Aim: Copy each of the entries below faithfully, setting aside any pictures.

++++ Material shown ++++

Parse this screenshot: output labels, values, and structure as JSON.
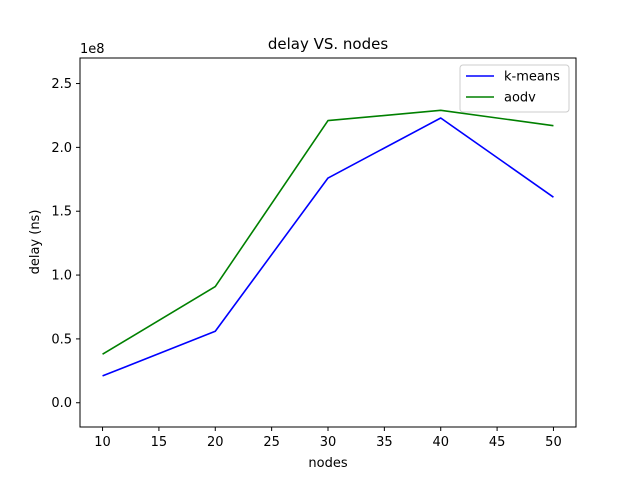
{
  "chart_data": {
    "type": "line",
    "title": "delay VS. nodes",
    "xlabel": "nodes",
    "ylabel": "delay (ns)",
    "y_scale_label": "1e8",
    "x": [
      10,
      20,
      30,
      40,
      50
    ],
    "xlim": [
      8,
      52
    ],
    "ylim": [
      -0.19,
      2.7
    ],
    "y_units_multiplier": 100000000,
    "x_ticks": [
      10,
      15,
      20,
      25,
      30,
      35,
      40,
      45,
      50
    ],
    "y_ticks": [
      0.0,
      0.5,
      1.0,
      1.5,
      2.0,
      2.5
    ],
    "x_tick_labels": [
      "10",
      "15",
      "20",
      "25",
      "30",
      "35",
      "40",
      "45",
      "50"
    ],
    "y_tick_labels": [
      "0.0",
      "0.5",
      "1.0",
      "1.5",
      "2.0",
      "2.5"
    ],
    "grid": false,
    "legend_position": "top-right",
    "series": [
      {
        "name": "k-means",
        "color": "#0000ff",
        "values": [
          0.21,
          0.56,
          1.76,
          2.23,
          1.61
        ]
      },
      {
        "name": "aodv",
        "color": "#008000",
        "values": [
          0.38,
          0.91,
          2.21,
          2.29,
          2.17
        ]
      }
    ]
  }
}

++++

Answer to this task:
Parse this screenshot: output labels, values, and structure as JSON.
{
  "chart_data": {
    "type": "line",
    "title": "delay VS. nodes",
    "xlabel": "nodes",
    "ylabel": "delay (ns)",
    "y_scale_label": "1e8",
    "x": [
      10,
      20,
      30,
      40,
      50
    ],
    "xlim": [
      8,
      52
    ],
    "ylim": [
      -0.19,
      2.7
    ],
    "y_units_multiplier": 100000000,
    "x_ticks": [
      10,
      15,
      20,
      25,
      30,
      35,
      40,
      45,
      50
    ],
    "y_ticks": [
      0.0,
      0.5,
      1.0,
      1.5,
      2.0,
      2.5
    ],
    "x_tick_labels": [
      "10",
      "15",
      "20",
      "25",
      "30",
      "35",
      "40",
      "45",
      "50"
    ],
    "y_tick_labels": [
      "0.0",
      "0.5",
      "1.0",
      "1.5",
      "2.0",
      "2.5"
    ],
    "grid": false,
    "legend_position": "top-right",
    "series": [
      {
        "name": "k-means",
        "color": "#0000ff",
        "values": [
          0.21,
          0.56,
          1.76,
          2.23,
          1.61
        ]
      },
      {
        "name": "aodv",
        "color": "#008000",
        "values": [
          0.38,
          0.91,
          2.21,
          2.29,
          2.17
        ]
      }
    ]
  }
}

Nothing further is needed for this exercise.